Written problem :: Return the count of lines that hold the string "Microsoft", with no other words.

-- Items start --

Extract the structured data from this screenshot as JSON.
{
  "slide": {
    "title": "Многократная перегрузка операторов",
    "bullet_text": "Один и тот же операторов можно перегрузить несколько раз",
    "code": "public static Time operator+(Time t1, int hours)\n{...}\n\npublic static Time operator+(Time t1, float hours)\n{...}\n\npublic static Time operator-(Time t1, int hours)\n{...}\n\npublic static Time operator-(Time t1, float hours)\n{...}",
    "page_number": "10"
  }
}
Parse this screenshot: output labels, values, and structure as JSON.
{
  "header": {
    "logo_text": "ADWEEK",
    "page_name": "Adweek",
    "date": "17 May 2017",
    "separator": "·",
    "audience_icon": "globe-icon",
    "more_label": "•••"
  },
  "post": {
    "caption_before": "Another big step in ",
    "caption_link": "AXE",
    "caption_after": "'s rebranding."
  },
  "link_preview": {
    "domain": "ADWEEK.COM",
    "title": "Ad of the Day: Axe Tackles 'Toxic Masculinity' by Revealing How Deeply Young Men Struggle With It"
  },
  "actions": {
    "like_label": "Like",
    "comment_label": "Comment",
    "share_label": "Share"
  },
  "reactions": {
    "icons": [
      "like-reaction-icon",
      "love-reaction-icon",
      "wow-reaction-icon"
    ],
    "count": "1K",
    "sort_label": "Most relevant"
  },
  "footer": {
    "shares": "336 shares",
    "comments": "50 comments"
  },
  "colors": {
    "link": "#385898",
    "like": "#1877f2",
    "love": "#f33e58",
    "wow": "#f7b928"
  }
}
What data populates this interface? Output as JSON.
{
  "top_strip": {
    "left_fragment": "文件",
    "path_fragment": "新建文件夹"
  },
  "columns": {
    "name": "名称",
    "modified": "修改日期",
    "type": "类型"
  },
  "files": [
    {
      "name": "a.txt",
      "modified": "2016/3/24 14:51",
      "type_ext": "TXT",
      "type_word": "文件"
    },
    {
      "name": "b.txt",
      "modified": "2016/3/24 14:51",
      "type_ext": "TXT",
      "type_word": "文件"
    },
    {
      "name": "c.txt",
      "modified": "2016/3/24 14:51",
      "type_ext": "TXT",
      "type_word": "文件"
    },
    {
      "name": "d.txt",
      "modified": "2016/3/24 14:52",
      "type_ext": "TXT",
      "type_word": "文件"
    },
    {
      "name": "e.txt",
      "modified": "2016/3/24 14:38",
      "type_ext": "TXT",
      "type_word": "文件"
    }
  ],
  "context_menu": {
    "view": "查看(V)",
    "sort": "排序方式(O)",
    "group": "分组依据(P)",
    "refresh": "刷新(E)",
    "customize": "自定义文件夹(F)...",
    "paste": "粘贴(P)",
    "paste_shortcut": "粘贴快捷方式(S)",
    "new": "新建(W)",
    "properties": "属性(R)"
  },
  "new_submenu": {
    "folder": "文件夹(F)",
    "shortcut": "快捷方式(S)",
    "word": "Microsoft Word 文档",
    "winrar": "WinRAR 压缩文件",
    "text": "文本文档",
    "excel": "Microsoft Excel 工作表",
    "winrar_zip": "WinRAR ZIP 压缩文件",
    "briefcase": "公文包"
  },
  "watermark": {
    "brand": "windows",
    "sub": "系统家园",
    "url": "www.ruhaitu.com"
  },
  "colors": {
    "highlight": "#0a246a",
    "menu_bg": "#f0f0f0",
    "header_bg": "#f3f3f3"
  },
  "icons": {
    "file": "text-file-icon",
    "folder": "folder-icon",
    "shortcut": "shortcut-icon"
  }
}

-- Items end --

Written answer :: 2